Below are the records; pull every line that includes "канала".

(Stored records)
>> BEGIN

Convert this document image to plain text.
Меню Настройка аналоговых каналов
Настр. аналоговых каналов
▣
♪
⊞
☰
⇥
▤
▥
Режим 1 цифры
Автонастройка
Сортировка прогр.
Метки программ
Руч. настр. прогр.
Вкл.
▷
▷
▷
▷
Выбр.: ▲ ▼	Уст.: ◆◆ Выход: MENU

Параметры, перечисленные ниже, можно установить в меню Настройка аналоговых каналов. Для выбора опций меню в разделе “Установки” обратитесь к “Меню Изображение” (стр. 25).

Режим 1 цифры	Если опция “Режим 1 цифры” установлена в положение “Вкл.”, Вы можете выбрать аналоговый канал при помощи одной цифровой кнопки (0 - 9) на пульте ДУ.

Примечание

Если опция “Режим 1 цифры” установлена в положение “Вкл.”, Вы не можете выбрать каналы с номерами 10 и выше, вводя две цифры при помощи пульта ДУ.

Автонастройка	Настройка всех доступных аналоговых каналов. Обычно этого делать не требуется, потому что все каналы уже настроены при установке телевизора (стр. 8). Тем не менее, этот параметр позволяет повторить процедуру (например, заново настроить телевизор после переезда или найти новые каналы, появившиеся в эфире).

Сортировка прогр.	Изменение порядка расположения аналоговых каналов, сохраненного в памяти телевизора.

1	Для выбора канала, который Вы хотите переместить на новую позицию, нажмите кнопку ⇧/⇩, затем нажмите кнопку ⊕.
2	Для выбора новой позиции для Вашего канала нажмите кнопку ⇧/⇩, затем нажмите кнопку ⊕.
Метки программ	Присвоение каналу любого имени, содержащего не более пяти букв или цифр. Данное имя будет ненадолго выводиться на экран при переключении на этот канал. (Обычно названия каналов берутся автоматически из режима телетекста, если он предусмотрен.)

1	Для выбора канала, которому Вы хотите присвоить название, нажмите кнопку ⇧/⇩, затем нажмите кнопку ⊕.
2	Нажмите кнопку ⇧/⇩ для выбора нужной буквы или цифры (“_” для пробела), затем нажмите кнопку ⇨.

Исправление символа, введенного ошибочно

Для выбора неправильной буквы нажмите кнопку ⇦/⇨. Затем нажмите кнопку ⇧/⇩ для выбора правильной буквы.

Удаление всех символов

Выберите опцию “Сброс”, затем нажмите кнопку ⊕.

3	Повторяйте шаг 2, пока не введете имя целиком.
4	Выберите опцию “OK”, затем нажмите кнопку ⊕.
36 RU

>> END

▶ **Task result**:
1	Для выбора канала, который Вы хотите переместить на новую позицию, нажмите кнопку ⇧/⇩, затем нажмите кнопку ⊕.
2	Для выбора новой позиции для Вашего канала нажмите кнопку ⇧/⇩, затем нажмите кнопку ⊕.
1	Для выбора канала, которому Вы хотите присвоить название, нажмите кнопку ⇧/⇩, затем нажмите кнопку ⊕.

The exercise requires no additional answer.